Output every record below exactly as it appears.

* start *

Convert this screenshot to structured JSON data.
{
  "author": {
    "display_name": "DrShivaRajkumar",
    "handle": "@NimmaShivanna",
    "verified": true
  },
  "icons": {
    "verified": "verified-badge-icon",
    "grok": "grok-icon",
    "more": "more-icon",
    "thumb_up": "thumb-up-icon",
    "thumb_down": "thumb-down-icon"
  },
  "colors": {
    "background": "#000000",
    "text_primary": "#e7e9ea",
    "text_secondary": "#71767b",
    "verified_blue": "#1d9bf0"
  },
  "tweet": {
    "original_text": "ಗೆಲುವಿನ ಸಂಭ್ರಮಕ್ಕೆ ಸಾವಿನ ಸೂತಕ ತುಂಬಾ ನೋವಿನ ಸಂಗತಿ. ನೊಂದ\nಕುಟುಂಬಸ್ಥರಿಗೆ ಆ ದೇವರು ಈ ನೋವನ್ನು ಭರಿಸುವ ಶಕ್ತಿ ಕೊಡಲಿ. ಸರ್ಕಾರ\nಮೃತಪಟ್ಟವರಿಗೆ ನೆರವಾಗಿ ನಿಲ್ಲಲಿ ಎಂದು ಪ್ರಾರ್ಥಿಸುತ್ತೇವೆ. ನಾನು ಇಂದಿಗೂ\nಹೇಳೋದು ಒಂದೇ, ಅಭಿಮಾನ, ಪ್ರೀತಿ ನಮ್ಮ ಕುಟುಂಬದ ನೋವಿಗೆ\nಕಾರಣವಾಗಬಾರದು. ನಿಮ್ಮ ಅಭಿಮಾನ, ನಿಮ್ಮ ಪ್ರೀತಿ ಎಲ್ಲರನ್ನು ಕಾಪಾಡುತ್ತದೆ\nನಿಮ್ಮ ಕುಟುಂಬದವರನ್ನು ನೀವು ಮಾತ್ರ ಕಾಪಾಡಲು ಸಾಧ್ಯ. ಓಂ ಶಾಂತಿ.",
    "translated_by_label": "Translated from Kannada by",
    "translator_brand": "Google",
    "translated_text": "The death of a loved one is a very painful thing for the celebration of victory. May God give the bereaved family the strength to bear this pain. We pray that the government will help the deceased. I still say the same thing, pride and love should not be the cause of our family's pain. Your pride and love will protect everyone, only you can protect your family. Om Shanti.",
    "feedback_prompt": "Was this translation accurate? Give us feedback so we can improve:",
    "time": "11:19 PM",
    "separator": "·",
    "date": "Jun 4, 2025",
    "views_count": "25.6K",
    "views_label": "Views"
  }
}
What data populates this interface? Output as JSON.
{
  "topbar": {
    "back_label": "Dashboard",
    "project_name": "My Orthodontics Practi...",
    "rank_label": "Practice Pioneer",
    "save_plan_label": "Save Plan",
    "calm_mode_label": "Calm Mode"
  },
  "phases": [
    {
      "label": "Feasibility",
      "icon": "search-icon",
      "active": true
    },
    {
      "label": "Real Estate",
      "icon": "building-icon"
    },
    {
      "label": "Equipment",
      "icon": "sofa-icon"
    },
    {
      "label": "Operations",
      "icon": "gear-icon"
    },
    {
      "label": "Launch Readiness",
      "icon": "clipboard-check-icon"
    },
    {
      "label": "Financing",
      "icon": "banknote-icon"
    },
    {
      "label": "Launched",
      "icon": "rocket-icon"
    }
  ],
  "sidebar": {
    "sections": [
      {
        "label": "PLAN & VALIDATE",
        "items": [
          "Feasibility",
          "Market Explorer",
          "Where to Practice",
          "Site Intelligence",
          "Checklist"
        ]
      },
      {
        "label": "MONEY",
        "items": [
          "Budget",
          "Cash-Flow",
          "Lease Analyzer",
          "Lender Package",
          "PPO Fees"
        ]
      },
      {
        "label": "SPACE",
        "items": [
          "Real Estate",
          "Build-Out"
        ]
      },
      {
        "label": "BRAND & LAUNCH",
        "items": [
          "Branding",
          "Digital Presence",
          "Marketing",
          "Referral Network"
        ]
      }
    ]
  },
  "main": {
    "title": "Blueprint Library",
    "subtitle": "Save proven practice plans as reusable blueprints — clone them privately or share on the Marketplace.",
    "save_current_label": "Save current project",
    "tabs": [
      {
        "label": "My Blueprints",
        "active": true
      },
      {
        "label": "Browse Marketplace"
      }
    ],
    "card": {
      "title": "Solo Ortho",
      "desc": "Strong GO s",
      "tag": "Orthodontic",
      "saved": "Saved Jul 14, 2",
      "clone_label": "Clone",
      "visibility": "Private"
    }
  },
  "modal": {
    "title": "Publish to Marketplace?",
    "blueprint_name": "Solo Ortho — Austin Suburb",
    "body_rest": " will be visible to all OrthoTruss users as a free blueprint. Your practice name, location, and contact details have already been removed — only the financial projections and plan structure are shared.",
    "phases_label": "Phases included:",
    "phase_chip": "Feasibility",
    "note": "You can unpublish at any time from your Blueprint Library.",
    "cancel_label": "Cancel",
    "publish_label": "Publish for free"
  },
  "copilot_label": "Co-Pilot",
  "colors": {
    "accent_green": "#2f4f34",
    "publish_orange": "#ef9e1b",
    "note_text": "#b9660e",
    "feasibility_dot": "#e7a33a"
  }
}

* end *

▸ TASK ANSWER
Convert this screenshot to structured JSON data.
{
  "author": {
    "display_name": "DrShivaRajkumar",
    "handle": "@NimmaShivanna",
    "verified": true
  },
  "icons": {
    "verified": "verified-badge-icon",
    "grok": "grok-icon",
    "more": "more-icon",
    "thumb_up": "thumb-up-icon",
    "thumb_down": "thumb-down-icon"
  },
  "colors": {
    "background": "#000000",
    "text_primary": "#e7e9ea",
    "text_secondary": "#71767b",
    "verified_blue": "#1d9bf0"
  },
  "tweet": {
    "original_text": "ಗೆಲುವಿನ ಸಂಭ್ರಮಕ್ಕೆ ಸಾವಿನ ಸೂತಕ ತುಂಬಾ ನೋವಿನ ಸಂಗತಿ. ನೊಂದ\nಕುಟುಂಬಸ್ಥರಿಗೆ ಆ ದೇವರು ಈ ನೋವನ್ನು ಭರಿಸುವ ಶಕ್ತಿ ಕೊಡಲಿ. ಸರ್ಕಾರ\nಮೃತಪಟ್ಟವರಿಗೆ ನೆರವಾಗಿ ನಿಲ್ಲಲಿ ಎಂದು ಪ್ರಾರ್ಥಿಸುತ್ತೇವೆ. ನಾನು ಇಂದಿಗೂ\nಹೇಳೋದು ಒಂದೇ, ಅಭಿಮಾನ, ಪ್ರೀತಿ ನಮ್ಮ ಕುಟುಂಬದ ನೋವಿಗೆ\nಕಾರಣವಾಗಬಾರದು. ನಿಮ್ಮ ಅಭಿಮಾನ, ನಿಮ್ಮ ಪ್ರೀತಿ ಎಲ್ಲರನ್ನು ಕಾಪಾಡುತ್ತದೆ\nನಿಮ್ಮ ಕುಟುಂಬದವರನ್ನು ನೀವು ಮಾತ್ರ ಕಾಪಾಡಲು ಸಾಧ್ಯ. ಓಂ ಶಾಂತಿ.",
    "translated_by_label": "Translated from Kannada by",
    "translator_brand": "Google",
    "translated_text": "The death of a loved one is a very painful thing for the celebration of victory. May God give the bereaved family the strength to bear this pain. We pray that the government will help the deceased. I still say the same thing, pride and love should not be the cause of our family's pain. Your pride and love will protect everyone, only you can protect your family. Om Shanti.",
    "feedback_prompt": "Was this translation accurate? Give us feedback so we can improve:",
    "time": "11:19 PM",
    "separator": "·",
    "date": "Jun 4, 2025",
    "views_count": "25.6K",
    "views_label": "Views"
  }
}
What data populates this interface? Output as JSON.
{
  "topbar": {
    "back_label": "Dashboard",
    "project_name": "My Orthodontics Practi...",
    "rank_label": "Practice Pioneer",
    "save_plan_label": "Save Plan",
    "calm_mode_label": "Calm Mode"
  },
  "phases": [
    {
      "label": "Feasibility",
      "icon": "search-icon",
      "active": true
    },
    {
      "label": "Real Estate",
      "icon": "building-icon"
    },
    {
      "label": "Equipment",
      "icon": "sofa-icon"
    },
    {
      "label": "Operations",
      "icon": "gear-icon"
    },
    {
      "label": "Launch Readiness",
      "icon": "clipboard-check-icon"
    },
    {
      "label": "Financing",
      "icon": "banknote-icon"
    },
    {
      "label": "Launched",
      "icon": "rocket-icon"
    }
  ],
  "sidebar": {
    "sections": [
      {
        "label": "PLAN & VALIDATE",
        "items": [
          "Feasibility",
          "Market Explorer",
          "Where to Practice",
          "Site Intelligence",
          "Checklist"
        ]
      },
      {
        "label": "MONEY",
        "items": [
          "Budget",
          "Cash-Flow",
          "Lease Analyzer",
          "Lender Package",
          "PPO Fees"
        ]
      },
      {
        "label": "SPACE",
        "items": [
          "Real Estate",
          "Build-Out"
        ]
      },
      {
        "label": "BRAND & LAUNCH",
        "items": [
          "Branding",
          "Digital Presence",
          "Marketing",
          "Referral Network"
        ]
      }
    ]
  },
  "main": {
    "title": "Blueprint Library",
    "subtitle": "Save proven practice plans as reusable blueprints — clone them privately or share on the Marketplace.",
    "save_current_label": "Save current project",
    "tabs": [
      {
        "label": "My Blueprints",
        "active": true
      },
      {
        "label": "Browse Marketplace"
      }
    ],
    "card": {
      "title": "Solo Ortho",
      "desc": "Strong GO s",
      "tag": "Orthodontic",
      "saved": "Saved Jul 14, 2",
      "clone_label": "Clone",
      "visibility": "Private"
    }
  },
  "modal": {
    "title": "Publish to Marketplace?",
    "blueprint_name": "Solo Ortho — Austin Suburb",
    "body_rest": " will be visible to all OrthoTruss users as a free blueprint. Your practice name, location, and contact details have already been removed — only the financial projections and plan structure are shared.",
    "phases_label": "Phases included:",
    "phase_chip": "Feasibility",
    "note": "You can unpublish at any time from your Blueprint Library.",
    "cancel_label": "Cancel",
    "publish_label": "Publish for free"
  },
  "copilot_label": "Co-Pilot",
  "colors": {
    "accent_green": "#2f4f34",
    "publish_orange": "#ef9e1b",
    "note_text": "#b9660e",
    "feasibility_dot": "#e7a33a"
  }
}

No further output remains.